* START TASK DATA *
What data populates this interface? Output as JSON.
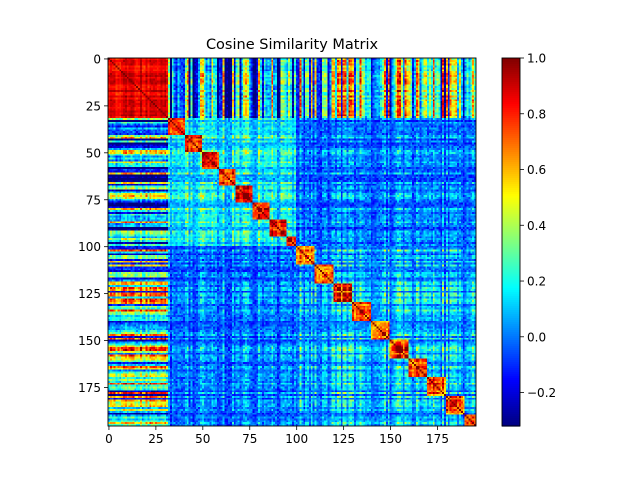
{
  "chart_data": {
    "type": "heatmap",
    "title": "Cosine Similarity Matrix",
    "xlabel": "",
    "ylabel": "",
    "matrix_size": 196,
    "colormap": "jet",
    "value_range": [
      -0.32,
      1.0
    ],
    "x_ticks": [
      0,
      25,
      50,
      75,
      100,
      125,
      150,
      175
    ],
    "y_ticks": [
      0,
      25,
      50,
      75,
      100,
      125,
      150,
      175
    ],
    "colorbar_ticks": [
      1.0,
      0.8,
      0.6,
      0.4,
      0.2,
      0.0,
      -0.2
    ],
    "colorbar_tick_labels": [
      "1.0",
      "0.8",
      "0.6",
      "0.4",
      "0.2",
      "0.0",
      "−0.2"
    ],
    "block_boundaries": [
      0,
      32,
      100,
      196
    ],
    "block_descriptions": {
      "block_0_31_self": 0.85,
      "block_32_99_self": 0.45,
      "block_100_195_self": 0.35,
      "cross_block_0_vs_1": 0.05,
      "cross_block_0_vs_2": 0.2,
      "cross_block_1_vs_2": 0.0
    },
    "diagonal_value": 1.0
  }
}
* END TASK DATA *
Leave images out of the retyped records; keep all else exact.

What data populates this interface? Output as JSON.
{
  "chart_data": {
    "type": "heatmap",
    "title": "Cosine Similarity Matrix",
    "xlabel": "",
    "ylabel": "",
    "matrix_size": 196,
    "colormap": "jet",
    "value_range": [
      -0.32,
      1.0
    ],
    "x_ticks": [
      0,
      25,
      50,
      75,
      100,
      125,
      150,
      175
    ],
    "y_ticks": [
      0,
      25,
      50,
      75,
      100,
      125,
      150,
      175
    ],
    "colorbar_ticks": [
      1.0,
      0.8,
      0.6,
      0.4,
      0.2,
      0.0,
      -0.2
    ],
    "colorbar_tick_labels": [
      "1.0",
      "0.8",
      "0.6",
      "0.4",
      "0.2",
      "0.0",
      "−0.2"
    ],
    "block_boundaries": [
      0,
      32,
      100,
      196
    ],
    "block_descriptions": {
      "block_0_31_self": 0.85,
      "block_32_99_self": 0.45,
      "block_100_195_self": 0.35,
      "cross_block_0_vs_1": 0.05,
      "cross_block_0_vs_2": 0.2,
      "cross_block_1_vs_2": 0.0
    },
    "diagonal_value": 1.0
  }
}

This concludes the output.